» **TASK PROMPT**
Exclude the pictures, then repeat the remaining data exactly.

Items from a dataset
══════

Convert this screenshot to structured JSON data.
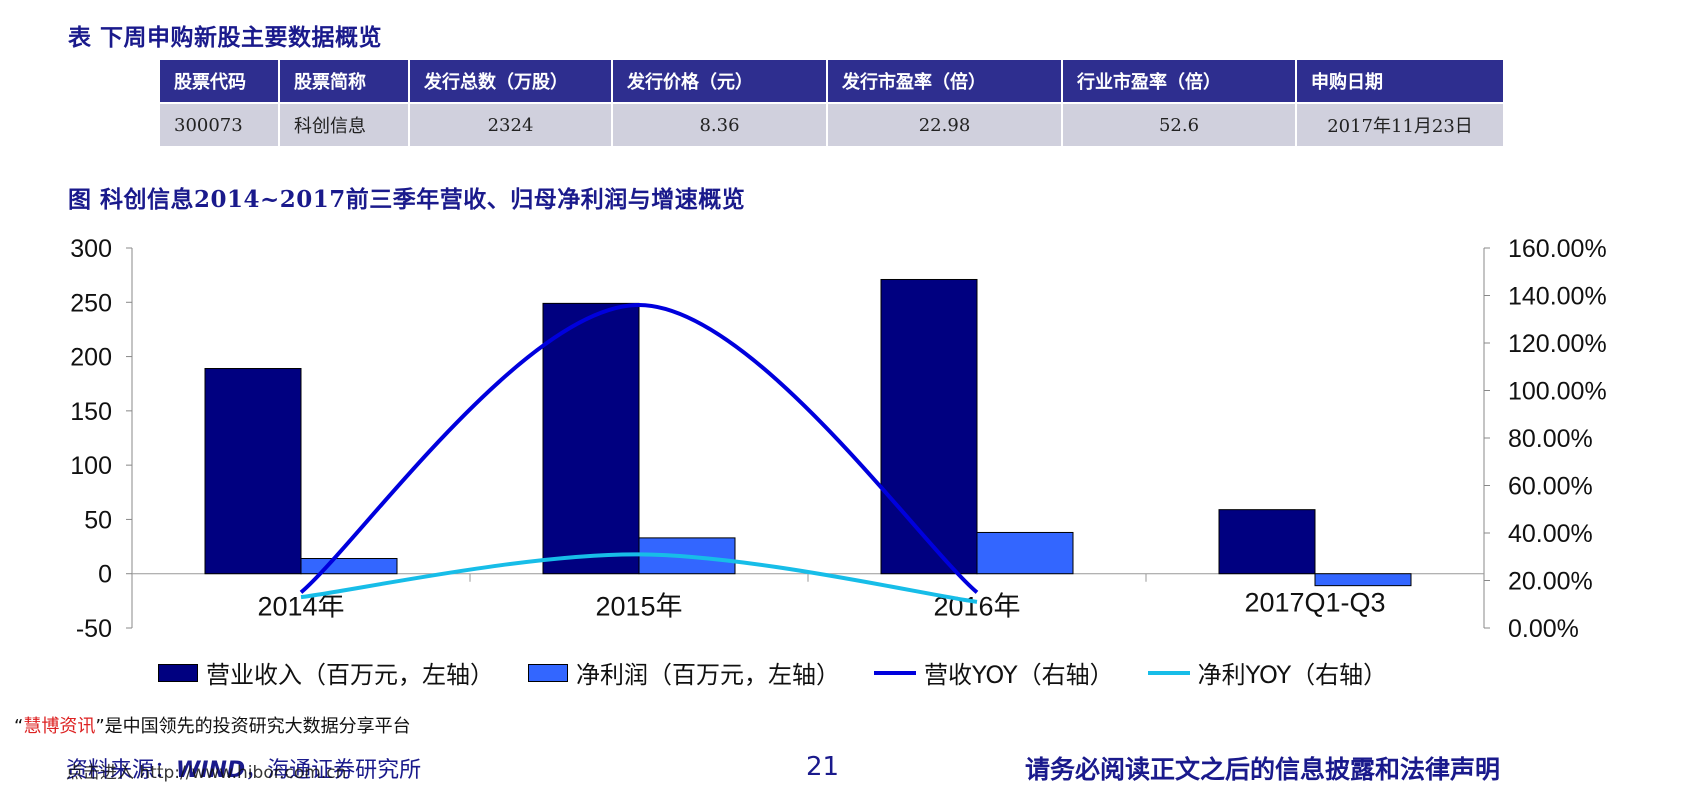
{
  "table_title": "表 下周申购新股主要数据概览",
  "table": {
    "headers": [
      "股票代码",
      "股票简称",
      "发行总数（万股）",
      "发行价格（元）",
      "发行市盈率（倍）",
      "行业市盈率（倍）",
      "申购日期"
    ],
    "rows": [
      [
        "300073",
        "科创信息",
        "2324",
        "8.36",
        "22.98",
        "52.6",
        "2017年11月23日"
      ]
    ]
  },
  "chart_title": "图 科创信息2014~2017前三季年营收、归母净利润与增速概览",
  "chart_data": {
    "type": "bar",
    "categories": [
      "2014年",
      "2015年",
      "2016年",
      "2017Q1-Q3"
    ],
    "series": [
      {
        "name": "营业收入（百万元，左轴）",
        "kind": "bar",
        "axis": "left",
        "color": "#000080",
        "values": [
          189,
          249,
          271,
          59
        ]
      },
      {
        "name": "净利润（百万元，左轴）",
        "kind": "bar",
        "axis": "left",
        "color": "#3366ff",
        "values": [
          14,
          33,
          38,
          -11
        ]
      },
      {
        "name": "营收YOY（右轴）",
        "kind": "line",
        "axis": "right",
        "color": "#0000dd",
        "values": [
          0.15,
          1.36,
          0.15,
          null
        ]
      },
      {
        "name": "净利YOY（右轴）",
        "kind": "line",
        "axis": "right",
        "color": "#17bde8",
        "values": [
          0.13,
          0.31,
          0.11,
          null
        ]
      }
    ],
    "y_left": {
      "min": -50,
      "max": 300,
      "ticks": [
        "300",
        "250",
        "200",
        "150",
        "100",
        "50",
        "0",
        "-50"
      ]
    },
    "y_right": {
      "min": 0,
      "max": 1.6,
      "ticks": [
        "160.00%",
        "140.00%",
        "120.00%",
        "100.00%",
        "80.00%",
        "60.00%",
        "40.00%",
        "20.00%",
        "0.00%"
      ]
    },
    "legend_position": "bottom",
    "grid": false
  },
  "legend": [
    {
      "label": "营业收入（百万元，左轴）",
      "type": "box",
      "color": "#000080"
    },
    {
      "label": "净利润（百万元，左轴）",
      "type": "box",
      "color": "#3366ff"
    },
    {
      "label": "营收YOY（右轴）",
      "type": "line",
      "color": "#0000dd"
    },
    {
      "label": "净利YOY（右轴）",
      "type": "line",
      "color": "#17bde8"
    }
  ],
  "watermark": {
    "open_quote": "“",
    "brand": "慧博资讯",
    "close_quote": "”",
    "text": "是中国领先的投资研究大数据分享平台"
  },
  "source": {
    "prefix": "资料来源：",
    "wind": "WIND",
    "suffix": "，海通证券研究所"
  },
  "source_url": "点击进入 http://www.hibor.com.cn",
  "page_number": "21",
  "disclaimer": "请务必阅读正文之后的信息披露和法律声明"
}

══════

» **RESPONSE FOR THIS EXERCISE**
Convert this screenshot to structured JSON data.
{
  "table_title": "表 下周申购新股主要数据概览",
  "table": {
    "headers": [
      "股票代码",
      "股票简称",
      "发行总数（万股）",
      "发行价格（元）",
      "发行市盈率（倍）",
      "行业市盈率（倍）",
      "申购日期"
    ],
    "rows": [
      [
        "300073",
        "科创信息",
        "2324",
        "8.36",
        "22.98",
        "52.6",
        "2017年11月23日"
      ]
    ]
  },
  "chart_title": "图 科创信息2014~2017前三季年营收、归母净利润与增速概览",
  "chart_data": {
    "type": "bar",
    "categories": [
      "2014年",
      "2015年",
      "2016年",
      "2017Q1-Q3"
    ],
    "series": [
      {
        "name": "营业收入（百万元，左轴）",
        "kind": "bar",
        "axis": "left",
        "color": "#000080",
        "values": [
          189,
          249,
          271,
          59
        ]
      },
      {
        "name": "净利润（百万元，左轴）",
        "kind": "bar",
        "axis": "left",
        "color": "#3366ff",
        "values": [
          14,
          33,
          38,
          -11
        ]
      },
      {
        "name": "营收YOY（右轴）",
        "kind": "line",
        "axis": "right",
        "color": "#0000dd",
        "values": [
          0.15,
          1.36,
          0.15,
          null
        ]
      },
      {
        "name": "净利YOY（右轴）",
        "kind": "line",
        "axis": "right",
        "color": "#17bde8",
        "values": [
          0.13,
          0.31,
          0.11,
          null
        ]
      }
    ],
    "y_left": {
      "min": -50,
      "max": 300,
      "ticks": [
        "300",
        "250",
        "200",
        "150",
        "100",
        "50",
        "0",
        "-50"
      ]
    },
    "y_right": {
      "min": 0,
      "max": 1.6,
      "ticks": [
        "160.00%",
        "140.00%",
        "120.00%",
        "100.00%",
        "80.00%",
        "60.00%",
        "40.00%",
        "20.00%",
        "0.00%"
      ]
    },
    "legend_position": "bottom",
    "grid": false
  },
  "legend": [
    {
      "label": "营业收入（百万元，左轴）",
      "type": "box",
      "color": "#000080"
    },
    {
      "label": "净利润（百万元，左轴）",
      "type": "box",
      "color": "#3366ff"
    },
    {
      "label": "营收YOY（右轴）",
      "type": "line",
      "color": "#0000dd"
    },
    {
      "label": "净利YOY（右轴）",
      "type": "line",
      "color": "#17bde8"
    }
  ],
  "watermark": {
    "open_quote": "“",
    "brand": "慧博资讯",
    "close_quote": "”",
    "text": "是中国领先的投资研究大数据分享平台"
  },
  "source": {
    "prefix": "资料来源：",
    "wind": "WIND",
    "suffix": "，海通证券研究所"
  },
  "source_url": "点击进入 http://www.hibor.com.cn",
  "page_number": "21",
  "disclaimer": "请务必阅读正文之后的信息披露和法律声明"
}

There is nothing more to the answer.